» What is asked
Wherever a line below holds the word "icon", copy that line.

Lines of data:
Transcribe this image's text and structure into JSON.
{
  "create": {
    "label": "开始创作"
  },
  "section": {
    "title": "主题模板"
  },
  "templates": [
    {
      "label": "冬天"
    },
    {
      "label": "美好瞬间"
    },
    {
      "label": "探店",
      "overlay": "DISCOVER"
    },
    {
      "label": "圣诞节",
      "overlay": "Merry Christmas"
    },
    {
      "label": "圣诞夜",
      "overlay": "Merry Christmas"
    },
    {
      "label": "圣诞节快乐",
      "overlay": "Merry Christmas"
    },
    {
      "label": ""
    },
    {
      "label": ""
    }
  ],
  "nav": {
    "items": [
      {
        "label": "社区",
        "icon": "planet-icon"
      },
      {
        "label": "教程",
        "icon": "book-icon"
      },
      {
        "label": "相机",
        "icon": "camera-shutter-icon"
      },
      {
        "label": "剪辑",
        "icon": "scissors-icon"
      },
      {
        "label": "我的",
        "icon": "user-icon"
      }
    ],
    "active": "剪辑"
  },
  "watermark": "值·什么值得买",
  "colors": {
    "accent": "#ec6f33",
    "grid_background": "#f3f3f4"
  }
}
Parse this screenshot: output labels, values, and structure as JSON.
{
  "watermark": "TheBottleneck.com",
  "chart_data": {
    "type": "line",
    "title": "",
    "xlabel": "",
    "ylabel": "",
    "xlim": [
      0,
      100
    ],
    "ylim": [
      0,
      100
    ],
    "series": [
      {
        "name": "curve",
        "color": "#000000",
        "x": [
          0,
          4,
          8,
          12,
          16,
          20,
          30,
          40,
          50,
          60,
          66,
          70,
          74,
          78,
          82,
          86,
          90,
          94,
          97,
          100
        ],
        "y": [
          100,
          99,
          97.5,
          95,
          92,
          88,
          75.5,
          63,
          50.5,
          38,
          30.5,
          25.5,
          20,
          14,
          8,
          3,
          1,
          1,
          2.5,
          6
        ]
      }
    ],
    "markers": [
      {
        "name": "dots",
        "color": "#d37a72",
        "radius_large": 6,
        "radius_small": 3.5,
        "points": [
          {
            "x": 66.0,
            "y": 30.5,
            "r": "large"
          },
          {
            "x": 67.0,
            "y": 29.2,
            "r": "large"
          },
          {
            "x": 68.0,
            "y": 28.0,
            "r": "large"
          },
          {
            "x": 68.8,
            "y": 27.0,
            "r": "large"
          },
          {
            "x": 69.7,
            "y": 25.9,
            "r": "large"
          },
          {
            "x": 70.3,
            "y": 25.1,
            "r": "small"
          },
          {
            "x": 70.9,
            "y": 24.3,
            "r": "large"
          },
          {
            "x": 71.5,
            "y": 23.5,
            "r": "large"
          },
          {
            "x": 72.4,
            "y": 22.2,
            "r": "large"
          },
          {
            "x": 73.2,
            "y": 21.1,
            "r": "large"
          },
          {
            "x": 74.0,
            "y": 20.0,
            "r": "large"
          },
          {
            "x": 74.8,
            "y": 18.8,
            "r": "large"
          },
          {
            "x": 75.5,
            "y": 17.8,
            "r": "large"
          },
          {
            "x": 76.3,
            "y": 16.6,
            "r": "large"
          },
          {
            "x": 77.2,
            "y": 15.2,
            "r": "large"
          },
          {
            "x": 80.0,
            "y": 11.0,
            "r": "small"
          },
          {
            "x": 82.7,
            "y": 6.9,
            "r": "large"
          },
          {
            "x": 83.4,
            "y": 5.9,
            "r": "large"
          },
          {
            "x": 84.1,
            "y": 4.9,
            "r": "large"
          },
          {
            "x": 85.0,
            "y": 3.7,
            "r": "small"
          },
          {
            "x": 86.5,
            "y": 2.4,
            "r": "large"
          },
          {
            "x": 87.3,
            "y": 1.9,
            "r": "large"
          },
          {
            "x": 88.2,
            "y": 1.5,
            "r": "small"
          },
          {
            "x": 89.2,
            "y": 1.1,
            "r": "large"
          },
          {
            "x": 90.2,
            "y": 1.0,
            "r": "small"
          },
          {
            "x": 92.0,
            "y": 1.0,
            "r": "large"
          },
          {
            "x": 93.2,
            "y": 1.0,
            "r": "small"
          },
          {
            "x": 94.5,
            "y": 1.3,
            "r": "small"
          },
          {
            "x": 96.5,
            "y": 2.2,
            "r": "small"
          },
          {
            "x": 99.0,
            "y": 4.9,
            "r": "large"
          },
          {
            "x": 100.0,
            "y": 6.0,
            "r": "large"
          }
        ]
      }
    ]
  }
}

» Solution to this task
        "icon": "planet-icon"
        "icon": "book-icon"
        "icon": "camera-shutter-icon"
        "icon": "scissors-icon"
        "icon": "user-icon"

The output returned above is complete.